Task directions » Copy each line below in which the word "MINISTRY" occurs.
* begin *
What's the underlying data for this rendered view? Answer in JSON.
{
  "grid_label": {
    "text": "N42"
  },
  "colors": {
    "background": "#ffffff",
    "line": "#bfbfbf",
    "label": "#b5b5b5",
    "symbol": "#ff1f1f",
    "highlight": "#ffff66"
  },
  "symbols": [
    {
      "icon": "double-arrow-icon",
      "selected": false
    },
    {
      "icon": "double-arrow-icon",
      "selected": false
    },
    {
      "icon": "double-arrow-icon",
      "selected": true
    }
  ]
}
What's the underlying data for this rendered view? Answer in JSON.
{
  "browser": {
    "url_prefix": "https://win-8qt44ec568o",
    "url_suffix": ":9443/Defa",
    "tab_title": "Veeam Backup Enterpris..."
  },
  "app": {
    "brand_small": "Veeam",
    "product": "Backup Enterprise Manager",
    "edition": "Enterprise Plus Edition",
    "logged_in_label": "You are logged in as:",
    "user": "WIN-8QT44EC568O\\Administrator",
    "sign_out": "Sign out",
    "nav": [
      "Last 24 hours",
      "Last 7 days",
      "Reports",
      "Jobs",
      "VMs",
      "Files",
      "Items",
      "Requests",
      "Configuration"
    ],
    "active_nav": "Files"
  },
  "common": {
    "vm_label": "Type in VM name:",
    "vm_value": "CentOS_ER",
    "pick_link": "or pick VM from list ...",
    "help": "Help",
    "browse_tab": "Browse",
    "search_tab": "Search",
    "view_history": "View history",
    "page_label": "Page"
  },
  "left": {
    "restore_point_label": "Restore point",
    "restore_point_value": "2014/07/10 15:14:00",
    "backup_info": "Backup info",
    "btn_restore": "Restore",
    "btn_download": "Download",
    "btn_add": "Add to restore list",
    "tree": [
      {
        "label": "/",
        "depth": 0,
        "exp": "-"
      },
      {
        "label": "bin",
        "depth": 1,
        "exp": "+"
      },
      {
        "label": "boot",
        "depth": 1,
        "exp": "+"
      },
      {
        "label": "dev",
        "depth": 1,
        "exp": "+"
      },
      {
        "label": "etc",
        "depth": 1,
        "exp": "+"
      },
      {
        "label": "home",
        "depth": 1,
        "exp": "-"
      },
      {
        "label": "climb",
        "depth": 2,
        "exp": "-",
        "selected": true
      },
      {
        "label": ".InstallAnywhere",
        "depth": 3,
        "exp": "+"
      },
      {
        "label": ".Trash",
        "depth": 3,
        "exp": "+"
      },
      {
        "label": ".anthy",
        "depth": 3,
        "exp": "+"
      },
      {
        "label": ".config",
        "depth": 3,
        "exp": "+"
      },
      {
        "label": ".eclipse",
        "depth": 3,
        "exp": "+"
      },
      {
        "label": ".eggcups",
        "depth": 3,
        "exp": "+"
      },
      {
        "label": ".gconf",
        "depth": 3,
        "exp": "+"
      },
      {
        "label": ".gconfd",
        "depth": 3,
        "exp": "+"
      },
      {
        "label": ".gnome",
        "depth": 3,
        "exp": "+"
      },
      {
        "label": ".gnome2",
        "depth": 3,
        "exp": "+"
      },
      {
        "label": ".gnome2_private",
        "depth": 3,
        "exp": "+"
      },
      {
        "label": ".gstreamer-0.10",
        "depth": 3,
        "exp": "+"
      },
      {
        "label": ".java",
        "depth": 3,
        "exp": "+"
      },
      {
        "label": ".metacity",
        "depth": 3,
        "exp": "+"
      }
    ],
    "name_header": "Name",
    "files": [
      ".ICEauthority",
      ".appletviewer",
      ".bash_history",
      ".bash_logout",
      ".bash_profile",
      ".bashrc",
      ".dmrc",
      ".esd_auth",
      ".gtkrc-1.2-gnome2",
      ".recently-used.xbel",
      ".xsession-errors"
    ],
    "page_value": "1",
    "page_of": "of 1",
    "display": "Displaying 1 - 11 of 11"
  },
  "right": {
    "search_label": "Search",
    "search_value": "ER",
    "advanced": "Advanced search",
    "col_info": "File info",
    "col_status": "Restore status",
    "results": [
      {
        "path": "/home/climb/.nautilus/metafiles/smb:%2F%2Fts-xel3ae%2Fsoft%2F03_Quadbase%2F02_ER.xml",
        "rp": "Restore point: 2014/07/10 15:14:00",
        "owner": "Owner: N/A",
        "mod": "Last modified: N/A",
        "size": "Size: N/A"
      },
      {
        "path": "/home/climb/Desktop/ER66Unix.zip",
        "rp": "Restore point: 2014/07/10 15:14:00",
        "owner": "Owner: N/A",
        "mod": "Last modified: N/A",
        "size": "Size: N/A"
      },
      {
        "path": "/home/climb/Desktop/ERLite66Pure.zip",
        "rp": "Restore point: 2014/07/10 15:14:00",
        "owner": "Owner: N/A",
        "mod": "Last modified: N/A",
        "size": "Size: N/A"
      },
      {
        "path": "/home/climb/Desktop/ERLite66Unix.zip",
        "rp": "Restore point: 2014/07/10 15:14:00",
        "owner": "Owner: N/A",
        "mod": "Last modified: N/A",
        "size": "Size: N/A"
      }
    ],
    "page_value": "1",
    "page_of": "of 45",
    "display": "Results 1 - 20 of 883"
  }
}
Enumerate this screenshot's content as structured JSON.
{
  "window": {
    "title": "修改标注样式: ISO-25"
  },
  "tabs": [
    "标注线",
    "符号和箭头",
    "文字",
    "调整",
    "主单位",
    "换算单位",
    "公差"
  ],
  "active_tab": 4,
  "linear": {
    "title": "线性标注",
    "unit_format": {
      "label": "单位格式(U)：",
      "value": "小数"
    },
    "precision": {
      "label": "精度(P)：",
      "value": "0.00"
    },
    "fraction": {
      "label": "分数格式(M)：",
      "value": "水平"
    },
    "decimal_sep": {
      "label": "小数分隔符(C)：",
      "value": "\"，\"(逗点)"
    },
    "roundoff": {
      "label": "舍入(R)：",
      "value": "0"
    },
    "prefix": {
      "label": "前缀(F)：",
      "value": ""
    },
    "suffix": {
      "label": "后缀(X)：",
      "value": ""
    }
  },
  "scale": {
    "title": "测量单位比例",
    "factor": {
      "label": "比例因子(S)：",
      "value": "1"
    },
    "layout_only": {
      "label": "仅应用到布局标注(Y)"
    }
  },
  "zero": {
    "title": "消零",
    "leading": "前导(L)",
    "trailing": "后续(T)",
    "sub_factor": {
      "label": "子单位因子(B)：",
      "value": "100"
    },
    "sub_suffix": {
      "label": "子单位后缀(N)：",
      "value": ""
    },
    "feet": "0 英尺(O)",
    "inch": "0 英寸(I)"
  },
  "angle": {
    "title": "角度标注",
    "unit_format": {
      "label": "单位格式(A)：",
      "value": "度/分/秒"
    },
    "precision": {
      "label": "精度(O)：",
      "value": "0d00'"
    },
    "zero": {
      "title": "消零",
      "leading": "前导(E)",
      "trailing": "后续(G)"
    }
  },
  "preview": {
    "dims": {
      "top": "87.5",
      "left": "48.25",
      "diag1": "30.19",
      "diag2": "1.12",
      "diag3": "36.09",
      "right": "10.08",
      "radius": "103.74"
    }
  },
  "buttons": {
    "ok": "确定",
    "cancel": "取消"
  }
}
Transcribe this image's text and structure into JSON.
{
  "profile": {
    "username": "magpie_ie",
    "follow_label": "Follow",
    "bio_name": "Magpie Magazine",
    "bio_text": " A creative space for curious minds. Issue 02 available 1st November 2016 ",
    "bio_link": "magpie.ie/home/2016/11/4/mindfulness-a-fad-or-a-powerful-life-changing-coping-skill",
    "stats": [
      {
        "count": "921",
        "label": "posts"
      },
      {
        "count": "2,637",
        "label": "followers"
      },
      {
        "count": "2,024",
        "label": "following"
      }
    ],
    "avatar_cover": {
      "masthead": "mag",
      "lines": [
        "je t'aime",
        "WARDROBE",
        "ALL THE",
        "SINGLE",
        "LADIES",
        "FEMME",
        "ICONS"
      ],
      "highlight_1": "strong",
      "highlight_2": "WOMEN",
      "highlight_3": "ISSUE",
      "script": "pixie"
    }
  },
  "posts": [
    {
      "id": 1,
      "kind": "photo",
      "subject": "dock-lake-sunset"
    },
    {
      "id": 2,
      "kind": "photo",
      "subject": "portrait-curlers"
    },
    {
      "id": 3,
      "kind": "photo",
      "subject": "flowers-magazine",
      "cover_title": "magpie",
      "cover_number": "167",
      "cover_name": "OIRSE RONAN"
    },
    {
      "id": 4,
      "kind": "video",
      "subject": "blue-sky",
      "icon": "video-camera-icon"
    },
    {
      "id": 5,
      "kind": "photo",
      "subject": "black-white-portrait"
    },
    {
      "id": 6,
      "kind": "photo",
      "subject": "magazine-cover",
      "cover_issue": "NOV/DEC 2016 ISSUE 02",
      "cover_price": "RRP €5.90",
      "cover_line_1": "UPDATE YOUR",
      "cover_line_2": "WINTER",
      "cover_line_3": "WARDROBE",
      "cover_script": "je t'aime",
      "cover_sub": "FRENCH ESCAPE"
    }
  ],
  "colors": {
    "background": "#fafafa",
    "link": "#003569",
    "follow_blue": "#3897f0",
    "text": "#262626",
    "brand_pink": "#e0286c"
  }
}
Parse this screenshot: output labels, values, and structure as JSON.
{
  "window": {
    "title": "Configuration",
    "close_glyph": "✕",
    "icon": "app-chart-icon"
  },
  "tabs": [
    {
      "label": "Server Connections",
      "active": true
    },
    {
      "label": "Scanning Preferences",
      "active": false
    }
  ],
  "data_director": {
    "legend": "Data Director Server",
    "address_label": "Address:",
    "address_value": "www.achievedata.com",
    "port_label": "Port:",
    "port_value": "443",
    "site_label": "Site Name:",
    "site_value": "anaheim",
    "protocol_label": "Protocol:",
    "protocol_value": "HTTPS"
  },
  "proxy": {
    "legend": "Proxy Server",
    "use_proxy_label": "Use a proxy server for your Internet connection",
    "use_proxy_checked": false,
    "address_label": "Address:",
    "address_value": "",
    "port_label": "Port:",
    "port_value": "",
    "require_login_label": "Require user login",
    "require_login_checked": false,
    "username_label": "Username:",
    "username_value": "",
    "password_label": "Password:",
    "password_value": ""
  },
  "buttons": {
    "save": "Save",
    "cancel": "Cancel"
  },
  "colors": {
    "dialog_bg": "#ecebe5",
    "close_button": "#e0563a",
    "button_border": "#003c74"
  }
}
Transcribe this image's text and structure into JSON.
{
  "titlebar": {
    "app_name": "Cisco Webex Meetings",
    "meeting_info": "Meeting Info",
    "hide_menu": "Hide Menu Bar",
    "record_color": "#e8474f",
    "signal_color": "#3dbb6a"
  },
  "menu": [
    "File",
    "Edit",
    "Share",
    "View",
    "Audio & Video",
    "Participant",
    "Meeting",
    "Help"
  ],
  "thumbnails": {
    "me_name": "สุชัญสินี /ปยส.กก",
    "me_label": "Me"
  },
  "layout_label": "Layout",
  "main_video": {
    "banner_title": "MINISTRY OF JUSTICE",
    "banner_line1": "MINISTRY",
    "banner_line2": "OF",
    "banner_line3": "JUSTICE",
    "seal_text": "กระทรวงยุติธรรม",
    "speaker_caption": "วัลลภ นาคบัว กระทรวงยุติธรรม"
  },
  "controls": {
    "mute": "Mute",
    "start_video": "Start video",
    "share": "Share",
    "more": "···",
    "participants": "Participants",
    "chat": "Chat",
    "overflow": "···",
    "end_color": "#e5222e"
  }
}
* end *
Response to this exercise »
    "banner_title": "MINISTRY OF JUSTICE",
    "banner_line1": "MINISTRY",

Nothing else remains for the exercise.